> [Exercise description]
The listing below must be repeated word for word, with its images excluded.
─── Input records
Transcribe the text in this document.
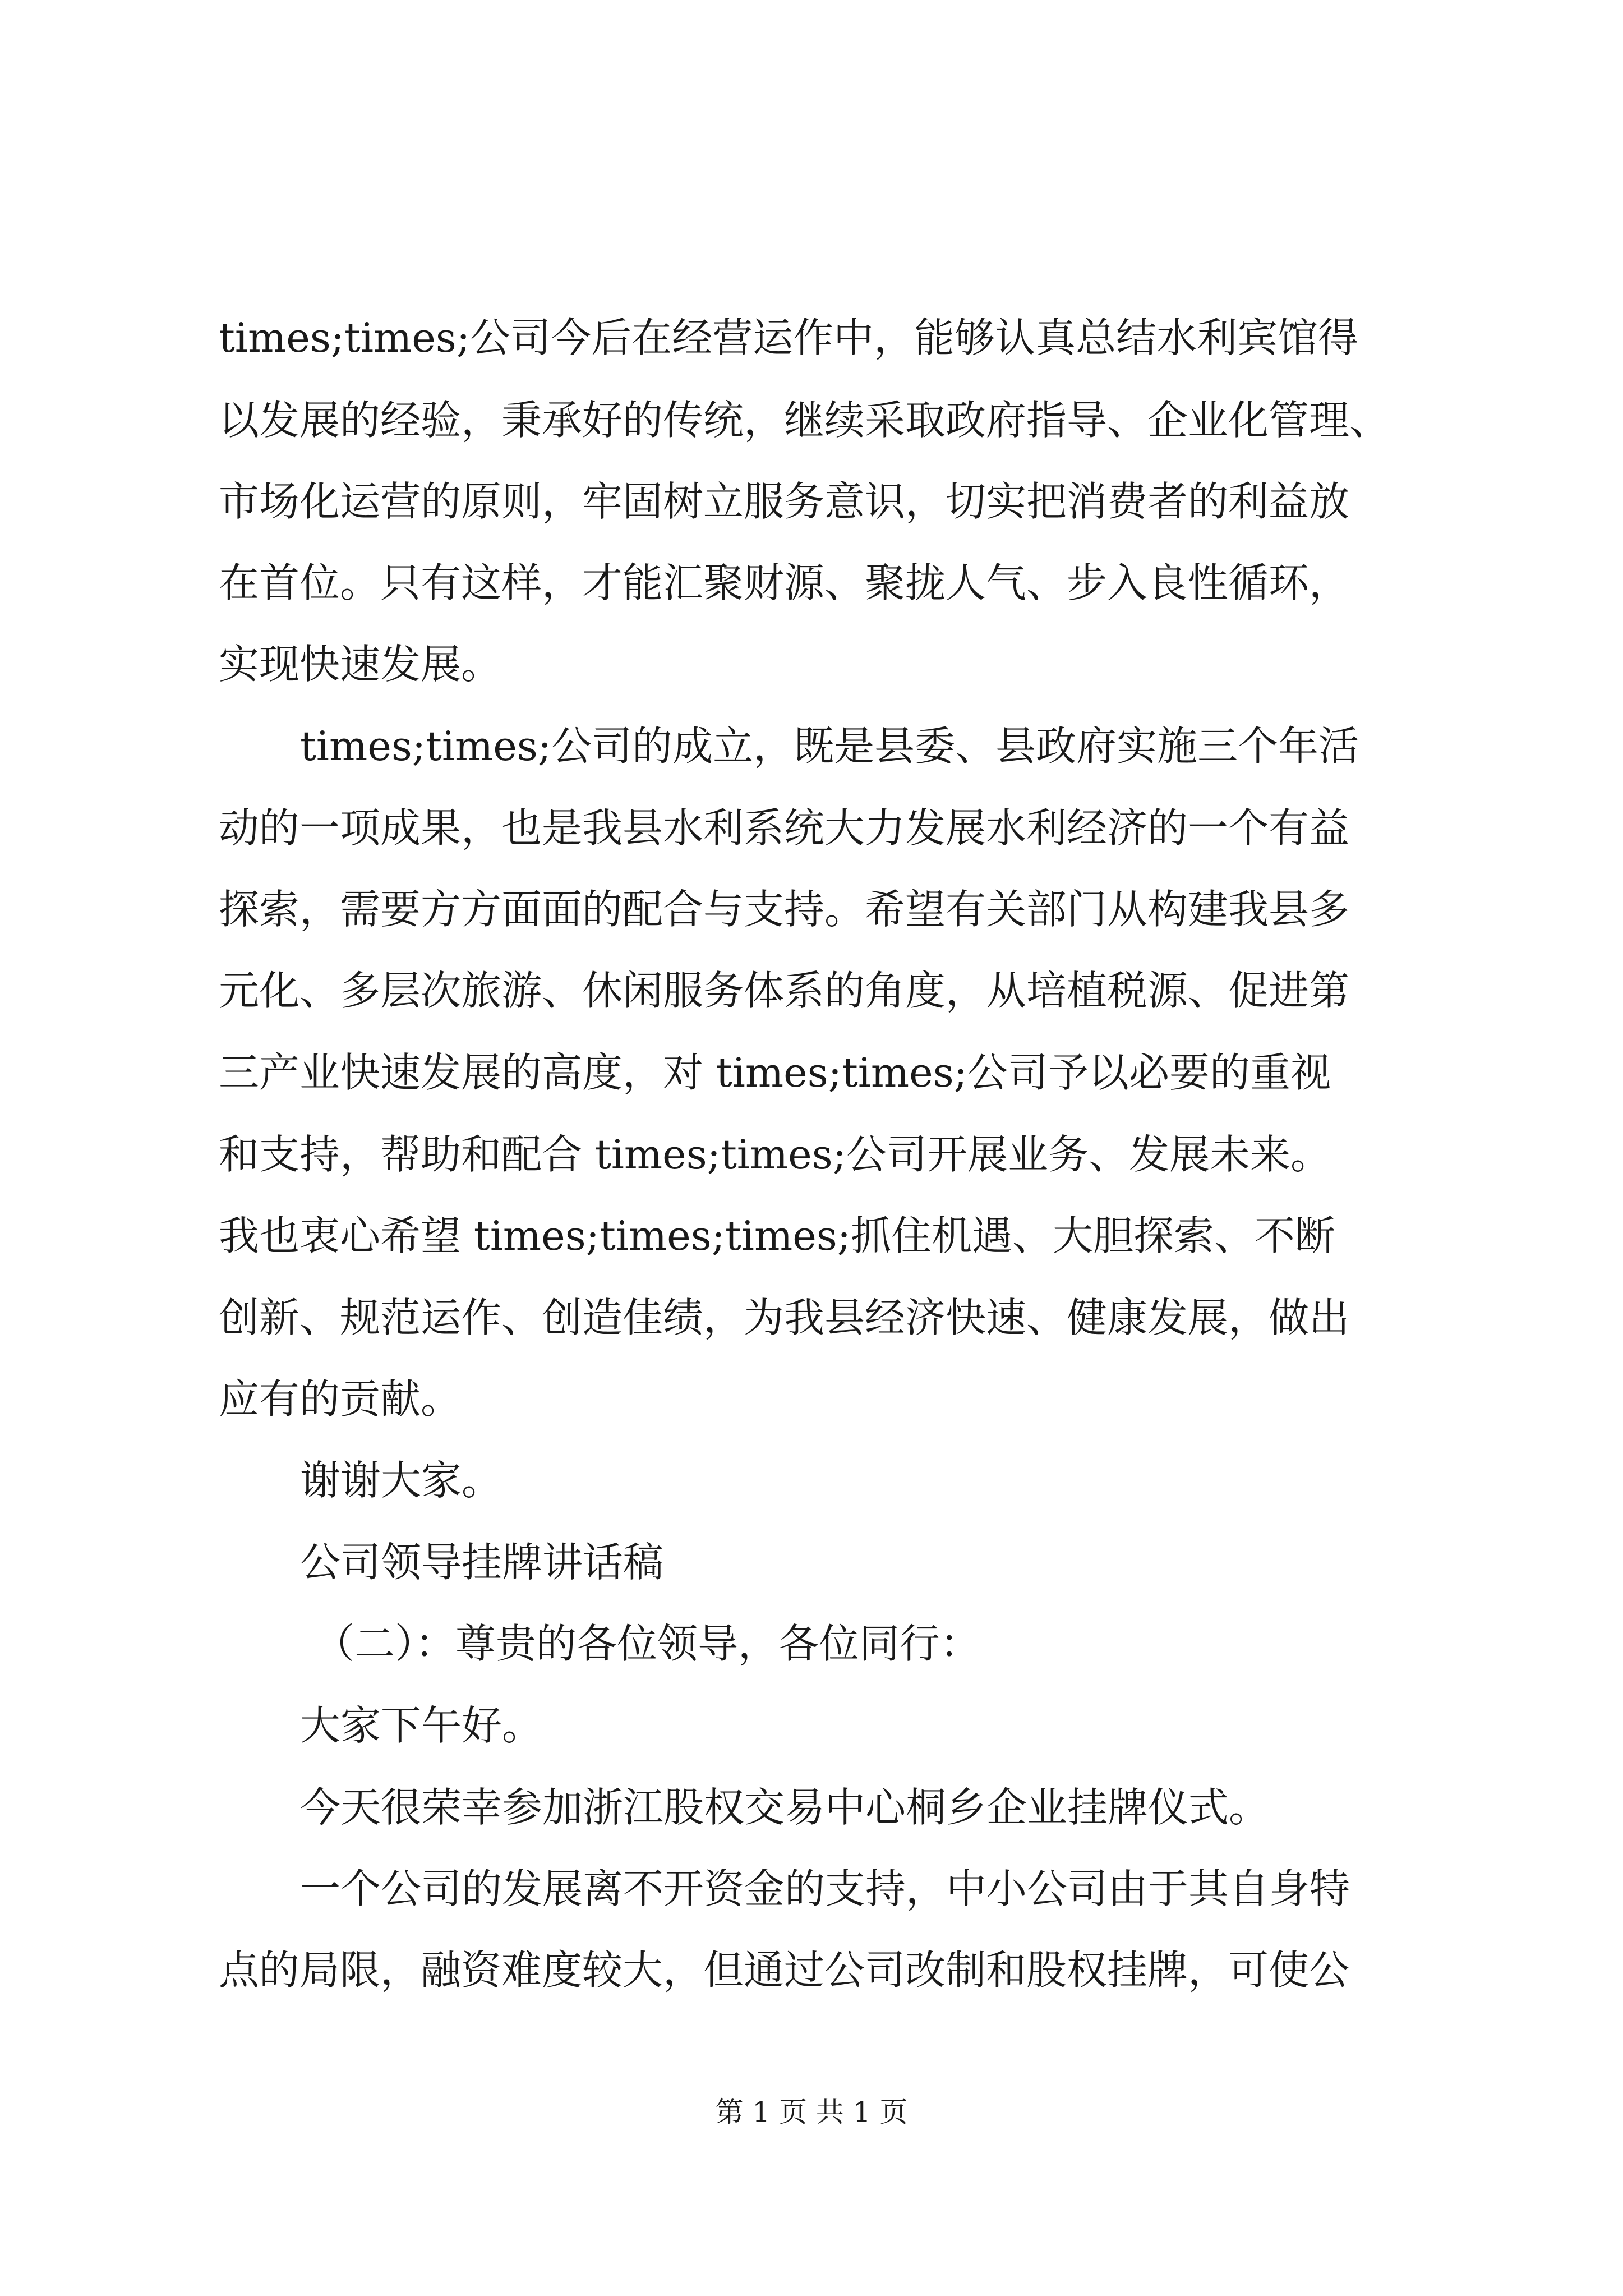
times;times;公司今后在经营运作中，能够认真总结水利宾馆得
以发展的经验，秉承好的传统，继续采取政府指导、企业化管理、
市场化运营的原则，牢固树立服务意识，切实把消费者的利益放
在首位。只有这样，才能汇聚财源、聚拢人气、步入良性循环，
实现快速发展。
times;times;公司的成立，既是县委、县政府实施三个年活
动的一项成果，也是我县水利系统大力发展水利经济的一个有益
探索，需要方方面面的配合与支持。希望有关部门从构建我县多
元化、多层次旅游、休闲服务体系的角度，从培植税源、促进第
三产业快速发展的高度，对 times;times;公司予以必要的重视
和支持，帮助和配合 times;times;公司开展业务、发展未来。
我也衷心希望 times;times;times;抓住机遇、大胆探索、不断
创新、规范运作、创造佳绩，为我县经济快速、健康发展，做出
应有的贡献。
谢谢大家。
公司领导挂牌讲话稿
（二）：尊贵的各位领导，各位同行：
大家下午好。
今天很荣幸参加浙江股权交易中心桐乡企业挂牌仪式。
一个公司的发展离不开资金的支持，中小公司由于其自身特
点的局限，融资难度较大，但通过公司改制和股权挂牌，可使公
第 1 页 共 1 页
──────
> [Expected answer]
Transcribe the text in this document.
times;times;公司今后在经营运作中，能够认真总结水利宾馆得
以发展的经验，秉承好的传统，继续采取政府指导、企业化管理、
市场化运营的原则，牢固树立服务意识，切实把消费者的利益放
在首位。只有这样，才能汇聚财源、聚拢人气、步入良性循环，
实现快速发展。
times;times;公司的成立，既是县委、县政府实施三个年活
动的一项成果，也是我县水利系统大力发展水利经济的一个有益
探索，需要方方面面的配合与支持。希望有关部门从构建我县多
元化、多层次旅游、休闲服务体系的角度，从培植税源、促进第
三产业快速发展的高度，对 times;times;公司予以必要的重视
和支持，帮助和配合 times;times;公司开展业务、发展未来。
我也衷心希望 times;times;times;抓住机遇、大胆探索、不断
创新、规范运作、创造佳绩，为我县经济快速、健康发展，做出
应有的贡献。
谢谢大家。
公司领导挂牌讲话稿
（二）：尊贵的各位领导，各位同行：
大家下午好。
今天很荣幸参加浙江股权交易中心桐乡企业挂牌仪式。
一个公司的发展离不开资金的支持，中小公司由于其自身特
点的局限，融资难度较大，但通过公司改制和股权挂牌，可使公
第 1 页 共 1 页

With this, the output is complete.